▶ INFORMATION PROVIDED
:::

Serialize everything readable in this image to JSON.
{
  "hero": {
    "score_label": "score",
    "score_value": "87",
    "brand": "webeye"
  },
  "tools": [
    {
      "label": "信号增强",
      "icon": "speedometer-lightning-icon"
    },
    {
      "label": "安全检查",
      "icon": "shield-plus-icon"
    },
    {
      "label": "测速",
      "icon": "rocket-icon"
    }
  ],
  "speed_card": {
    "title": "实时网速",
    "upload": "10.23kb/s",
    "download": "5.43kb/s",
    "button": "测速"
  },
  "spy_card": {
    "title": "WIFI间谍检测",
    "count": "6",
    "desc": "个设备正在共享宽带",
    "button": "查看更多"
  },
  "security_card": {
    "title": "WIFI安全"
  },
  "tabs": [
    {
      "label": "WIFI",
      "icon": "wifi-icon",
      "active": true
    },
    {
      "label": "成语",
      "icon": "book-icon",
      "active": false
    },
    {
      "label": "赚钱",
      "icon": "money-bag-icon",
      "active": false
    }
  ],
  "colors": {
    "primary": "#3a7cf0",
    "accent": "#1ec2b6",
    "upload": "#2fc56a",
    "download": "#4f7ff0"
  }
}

:::

▶ TO BE DONE
Copy each line of the data exactly, leaving nothing out.

▶ WRITTEN ANSWER
Serialize everything readable in this image to JSON.
{
  "hero": {
    "score_label": "score",
    "score_value": "87",
    "brand": "webeye"
  },
  "tools": [
    {
      "label": "信号增强",
      "icon": "speedometer-lightning-icon"
    },
    {
      "label": "安全检查",
      "icon": "shield-plus-icon"
    },
    {
      "label": "测速",
      "icon": "rocket-icon"
    }
  ],
  "speed_card": {
    "title": "实时网速",
    "upload": "10.23kb/s",
    "download": "5.43kb/s",
    "button": "测速"
  },
  "spy_card": {
    "title": "WIFI间谍检测",
    "count": "6",
    "desc": "个设备正在共享宽带",
    "button": "查看更多"
  },
  "security_card": {
    "title": "WIFI安全"
  },
  "tabs": [
    {
      "label": "WIFI",
      "icon": "wifi-icon",
      "active": true
    },
    {
      "label": "成语",
      "icon": "book-icon",
      "active": false
    },
    {
      "label": "赚钱",
      "icon": "money-bag-icon",
      "active": false
    }
  ],
  "colors": {
    "primary": "#3a7cf0",
    "accent": "#1ec2b6",
    "upload": "#2fc56a",
    "download": "#4f7ff0"
  }
}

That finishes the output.